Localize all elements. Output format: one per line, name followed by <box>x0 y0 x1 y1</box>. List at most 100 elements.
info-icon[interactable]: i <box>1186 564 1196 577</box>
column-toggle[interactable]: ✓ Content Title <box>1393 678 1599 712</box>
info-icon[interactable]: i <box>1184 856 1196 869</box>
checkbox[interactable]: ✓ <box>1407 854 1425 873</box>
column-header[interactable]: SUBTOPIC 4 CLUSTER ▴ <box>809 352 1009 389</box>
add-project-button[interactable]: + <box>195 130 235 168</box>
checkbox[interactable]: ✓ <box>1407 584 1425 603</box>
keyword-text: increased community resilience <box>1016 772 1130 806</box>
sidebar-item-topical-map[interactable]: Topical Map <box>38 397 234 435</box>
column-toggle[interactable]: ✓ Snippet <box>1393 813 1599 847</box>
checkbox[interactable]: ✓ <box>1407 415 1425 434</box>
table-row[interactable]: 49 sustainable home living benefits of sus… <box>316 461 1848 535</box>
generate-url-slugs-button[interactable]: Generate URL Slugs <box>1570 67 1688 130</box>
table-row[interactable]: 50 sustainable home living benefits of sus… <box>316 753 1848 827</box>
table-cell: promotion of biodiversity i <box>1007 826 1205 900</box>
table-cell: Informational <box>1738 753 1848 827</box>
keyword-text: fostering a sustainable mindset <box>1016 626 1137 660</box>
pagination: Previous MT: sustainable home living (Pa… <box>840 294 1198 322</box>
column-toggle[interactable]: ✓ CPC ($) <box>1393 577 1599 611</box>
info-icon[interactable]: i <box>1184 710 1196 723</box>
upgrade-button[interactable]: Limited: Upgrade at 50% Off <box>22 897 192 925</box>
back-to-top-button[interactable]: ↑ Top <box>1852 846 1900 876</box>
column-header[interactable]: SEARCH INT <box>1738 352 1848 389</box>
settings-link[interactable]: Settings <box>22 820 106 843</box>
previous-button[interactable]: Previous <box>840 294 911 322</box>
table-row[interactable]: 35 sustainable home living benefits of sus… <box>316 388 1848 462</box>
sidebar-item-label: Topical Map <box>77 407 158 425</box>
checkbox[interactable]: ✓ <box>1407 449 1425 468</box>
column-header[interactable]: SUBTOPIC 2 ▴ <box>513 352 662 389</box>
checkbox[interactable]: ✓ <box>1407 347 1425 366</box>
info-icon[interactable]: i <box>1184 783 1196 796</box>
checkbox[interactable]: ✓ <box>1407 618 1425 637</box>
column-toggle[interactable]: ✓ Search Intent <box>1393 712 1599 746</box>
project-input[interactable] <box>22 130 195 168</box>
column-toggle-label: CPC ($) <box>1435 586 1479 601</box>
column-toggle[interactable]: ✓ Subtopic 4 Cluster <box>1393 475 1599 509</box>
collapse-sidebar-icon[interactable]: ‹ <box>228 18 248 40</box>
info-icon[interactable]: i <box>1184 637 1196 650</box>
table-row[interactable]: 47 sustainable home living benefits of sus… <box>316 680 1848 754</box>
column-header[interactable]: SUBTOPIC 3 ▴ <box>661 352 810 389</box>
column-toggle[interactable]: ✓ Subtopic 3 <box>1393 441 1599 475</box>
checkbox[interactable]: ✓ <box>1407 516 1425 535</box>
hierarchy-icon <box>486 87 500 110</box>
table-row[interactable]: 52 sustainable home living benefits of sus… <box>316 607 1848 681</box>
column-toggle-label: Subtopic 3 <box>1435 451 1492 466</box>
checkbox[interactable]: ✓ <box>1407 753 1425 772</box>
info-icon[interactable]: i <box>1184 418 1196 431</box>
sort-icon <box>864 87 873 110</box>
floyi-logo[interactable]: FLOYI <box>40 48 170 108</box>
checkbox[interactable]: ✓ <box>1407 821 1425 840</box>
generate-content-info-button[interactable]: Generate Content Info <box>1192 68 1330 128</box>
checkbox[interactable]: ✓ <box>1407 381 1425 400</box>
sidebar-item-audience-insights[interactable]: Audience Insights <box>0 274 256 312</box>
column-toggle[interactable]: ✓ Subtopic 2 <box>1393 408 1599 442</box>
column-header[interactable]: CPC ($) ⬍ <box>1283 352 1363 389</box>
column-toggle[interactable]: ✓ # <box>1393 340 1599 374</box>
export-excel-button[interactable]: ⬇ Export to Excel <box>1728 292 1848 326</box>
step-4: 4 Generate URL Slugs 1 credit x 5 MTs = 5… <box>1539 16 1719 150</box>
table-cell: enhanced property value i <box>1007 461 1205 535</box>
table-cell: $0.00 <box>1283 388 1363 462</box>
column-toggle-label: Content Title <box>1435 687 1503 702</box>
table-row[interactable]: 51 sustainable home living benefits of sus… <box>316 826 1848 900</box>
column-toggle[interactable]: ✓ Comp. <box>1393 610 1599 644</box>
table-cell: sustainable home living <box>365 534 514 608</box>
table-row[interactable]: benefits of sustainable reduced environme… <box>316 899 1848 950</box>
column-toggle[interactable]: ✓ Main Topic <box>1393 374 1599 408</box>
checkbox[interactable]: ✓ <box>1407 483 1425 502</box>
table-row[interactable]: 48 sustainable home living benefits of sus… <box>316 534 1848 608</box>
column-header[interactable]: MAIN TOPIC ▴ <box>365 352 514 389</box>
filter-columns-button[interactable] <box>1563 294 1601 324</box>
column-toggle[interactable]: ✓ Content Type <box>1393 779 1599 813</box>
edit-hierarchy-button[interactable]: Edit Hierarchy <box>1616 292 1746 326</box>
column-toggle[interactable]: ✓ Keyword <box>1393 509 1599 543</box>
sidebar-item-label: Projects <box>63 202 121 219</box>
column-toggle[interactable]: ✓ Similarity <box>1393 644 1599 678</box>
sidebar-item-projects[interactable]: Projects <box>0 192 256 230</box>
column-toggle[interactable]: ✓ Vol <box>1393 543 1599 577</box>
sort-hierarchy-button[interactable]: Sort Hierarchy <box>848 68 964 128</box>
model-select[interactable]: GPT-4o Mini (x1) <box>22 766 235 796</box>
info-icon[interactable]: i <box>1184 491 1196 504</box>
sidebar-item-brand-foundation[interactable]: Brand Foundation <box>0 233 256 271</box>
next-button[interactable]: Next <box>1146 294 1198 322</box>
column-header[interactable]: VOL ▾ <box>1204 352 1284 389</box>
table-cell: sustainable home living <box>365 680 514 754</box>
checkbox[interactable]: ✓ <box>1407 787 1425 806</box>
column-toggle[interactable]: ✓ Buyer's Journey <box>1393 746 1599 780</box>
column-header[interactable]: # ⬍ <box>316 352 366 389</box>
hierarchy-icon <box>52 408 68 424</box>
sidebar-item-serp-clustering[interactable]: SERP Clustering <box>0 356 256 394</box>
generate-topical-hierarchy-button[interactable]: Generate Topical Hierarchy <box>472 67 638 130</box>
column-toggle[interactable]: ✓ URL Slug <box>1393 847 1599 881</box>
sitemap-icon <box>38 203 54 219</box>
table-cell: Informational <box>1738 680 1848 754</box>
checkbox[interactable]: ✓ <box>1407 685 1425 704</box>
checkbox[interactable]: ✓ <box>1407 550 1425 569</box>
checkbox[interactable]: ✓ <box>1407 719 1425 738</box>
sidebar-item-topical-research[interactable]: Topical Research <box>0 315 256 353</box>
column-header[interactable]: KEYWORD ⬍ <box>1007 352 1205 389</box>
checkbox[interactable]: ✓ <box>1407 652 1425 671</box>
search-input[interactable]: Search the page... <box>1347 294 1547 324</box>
+++++
■ Stated goal: Reproduce all of the entries above verbatim, without altering any character.

■ Task solution:
Localize all elements. Output format: one per line, name followed by <box>x0 y0 x1 y1</box>. List at most 100 elements.
info-icon[interactable]: i <box>1186 564 1196 577</box>
column-toggle[interactable]: ✓ Content Title <box>1393 678 1599 712</box>
info-icon[interactable]: i <box>1184 856 1196 869</box>
checkbox[interactable]: ✓ <box>1407 854 1425 873</box>
column-header[interactable]: SUBTOPIC 4 CLUSTER ▴ <box>809 352 1009 389</box>
add-project-button[interactable]: + <box>195 130 235 168</box>
checkbox[interactable]: ✓ <box>1407 584 1425 603</box>
keyword-text: increased community resilience <box>1016 772 1130 806</box>
sidebar-item-topical-map[interactable]: Topical Map <box>38 397 234 435</box>
column-toggle[interactable]: ✓ Snippet <box>1393 813 1599 847</box>
checkbox[interactable]: ✓ <box>1407 415 1425 434</box>
table-row[interactable]: 49 sustainable home living benefits of sus… <box>316 461 1848 535</box>
generate-url-slugs-button[interactable]: Generate URL Slugs <box>1570 67 1688 130</box>
table-row[interactable]: 50 sustainable home living benefits of sus… <box>316 753 1848 827</box>
table-cell: promotion of biodiversity i <box>1007 826 1205 900</box>
table-cell: Informational <box>1738 753 1848 827</box>
keyword-text: fostering a sustainable mindset <box>1016 626 1137 660</box>
pagination: Previous MT: sustainable home living (Pa… <box>840 294 1198 322</box>
column-toggle[interactable]: ✓ CPC ($) <box>1393 577 1599 611</box>
info-icon[interactable]: i <box>1184 710 1196 723</box>
upgrade-button[interactable]: Limited: Upgrade at 50% Off <box>22 897 192 925</box>
back-to-top-button[interactable]: ↑ Top <box>1852 846 1900 876</box>
column-header[interactable]: SEARCH INT <box>1738 352 1848 389</box>
settings-link[interactable]: Settings <box>22 820 106 843</box>
previous-button[interactable]: Previous <box>840 294 911 322</box>
table-row[interactable]: 35 sustainable home living benefits of sus… <box>316 388 1848 462</box>
sidebar-item-label: Topical Map <box>77 407 158 425</box>
checkbox[interactable]: ✓ <box>1407 449 1425 468</box>
column-header[interactable]: SUBTOPIC 2 ▴ <box>513 352 662 389</box>
checkbox[interactable]: ✓ <box>1407 347 1425 366</box>
info-icon[interactable]: i <box>1184 783 1196 796</box>
checkbox[interactable]: ✓ <box>1407 618 1425 637</box>
column-toggle[interactable]: ✓ Search Intent <box>1393 712 1599 746</box>
project-input[interactable] <box>22 130 195 168</box>
column-toggle-label: CPC ($) <box>1435 586 1479 601</box>
column-toggle[interactable]: ✓ Subtopic 4 Cluster <box>1393 475 1599 509</box>
collapse-sidebar-icon[interactable]: ‹ <box>228 18 248 40</box>
info-icon[interactable]: i <box>1184 637 1196 650</box>
table-row[interactable]: 47 sustainable home living benefits of sus… <box>316 680 1848 754</box>
column-header[interactable]: SUBTOPIC 3 ▴ <box>661 352 810 389</box>
column-toggle[interactable]: ✓ Subtopic 3 <box>1393 441 1599 475</box>
checkbox[interactable]: ✓ <box>1407 516 1425 535</box>
hierarchy-icon <box>486 87 500 110</box>
table-row[interactable]: 52 sustainable home living benefits of sus… <box>316 607 1848 681</box>
column-toggle-label: Subtopic 3 <box>1435 451 1492 466</box>
checkbox[interactable]: ✓ <box>1407 753 1425 772</box>
info-icon[interactable]: i <box>1184 418 1196 431</box>
sort-icon <box>864 87 873 110</box>
floyi-logo[interactable]: FLOYI <box>40 48 170 108</box>
checkbox[interactable]: ✓ <box>1407 821 1425 840</box>
generate-content-info-button[interactable]: Generate Content Info <box>1192 68 1330 128</box>
checkbox[interactable]: ✓ <box>1407 381 1425 400</box>
sidebar-item-audience-insights[interactable]: Audience Insights <box>0 274 256 312</box>
column-toggle[interactable]: ✓ Subtopic 2 <box>1393 408 1599 442</box>
column-header[interactable]: CPC ($) ⬍ <box>1283 352 1363 389</box>
column-toggle[interactable]: ✓ # <box>1393 340 1599 374</box>
export-excel-button[interactable]: ⬇ Export to Excel <box>1728 292 1848 326</box>
step-4: 4 Generate URL Slugs 1 credit x 5 MTs = 5… <box>1539 16 1719 150</box>
table-cell: enhanced property value i <box>1007 461 1205 535</box>
table-cell: $0.00 <box>1283 388 1363 462</box>
column-toggle-label: Content Title <box>1435 687 1503 702</box>
table-row[interactable]: 51 sustainable home living benefits of sus… <box>316 826 1848 900</box>
column-toggle[interactable]: ✓ Comp. <box>1393 610 1599 644</box>
table-cell: sustainable home living <box>365 534 514 608</box>
table-row[interactable]: benefits of sustainable reduced environme… <box>316 899 1848 950</box>
column-toggle[interactable]: ✓ Main Topic <box>1393 374 1599 408</box>
checkbox[interactable]: ✓ <box>1407 483 1425 502</box>
table-row[interactable]: 48 sustainable home living benefits of sus… <box>316 534 1848 608</box>
column-header[interactable]: MAIN TOPIC ▴ <box>365 352 514 389</box>
filter-columns-button[interactable] <box>1563 294 1601 324</box>
column-toggle[interactable]: ✓ Content Type <box>1393 779 1599 813</box>
edit-hierarchy-button[interactable]: Edit Hierarchy <box>1616 292 1746 326</box>
column-toggle[interactable]: ✓ Keyword <box>1393 509 1599 543</box>
sidebar-item-label: Projects <box>63 202 121 219</box>
column-toggle[interactable]: ✓ Similarity <box>1393 644 1599 678</box>
sidebar-item-projects[interactable]: Projects <box>0 192 256 230</box>
column-toggle[interactable]: ✓ Vol <box>1393 543 1599 577</box>
sort-hierarchy-button[interactable]: Sort Hierarchy <box>848 68 964 128</box>
model-select[interactable]: GPT-4o Mini (x1) <box>22 766 235 796</box>
info-icon[interactable]: i <box>1184 491 1196 504</box>
sidebar-item-brand-foundation[interactable]: Brand Foundation <box>0 233 256 271</box>
next-button[interactable]: Next <box>1146 294 1198 322</box>
column-header[interactable]: VOL ▾ <box>1204 352 1284 389</box>
table-cell: sustainable home living <box>365 680 514 754</box>
checkbox[interactable]: ✓ <box>1407 787 1425 806</box>
column-toggle[interactable]: ✓ Buyer's Journey <box>1393 746 1599 780</box>
column-header[interactable]: # ⬍ <box>316 352 366 389</box>
hierarchy-icon <box>52 408 68 424</box>
sidebar-item-serp-clustering[interactable]: SERP Clustering <box>0 356 256 394</box>
generate-topical-hierarchy-button[interactable]: Generate Topical Hierarchy <box>472 67 638 130</box>
column-toggle[interactable]: ✓ URL Slug <box>1393 847 1599 881</box>
sitemap-icon <box>38 203 54 219</box>
table-cell: Informational <box>1738 680 1848 754</box>
checkbox[interactable]: ✓ <box>1407 685 1425 704</box>
checkbox[interactable]: ✓ <box>1407 550 1425 569</box>
checkbox[interactable]: ✓ <box>1407 719 1425 738</box>
sidebar-item-topical-research[interactable]: Topical Research <box>0 315 256 353</box>
column-header[interactable]: KEYWORD ⬍ <box>1007 352 1205 389</box>
checkbox[interactable]: ✓ <box>1407 652 1425 671</box>
search-input[interactable]: Search the page... <box>1347 294 1547 324</box>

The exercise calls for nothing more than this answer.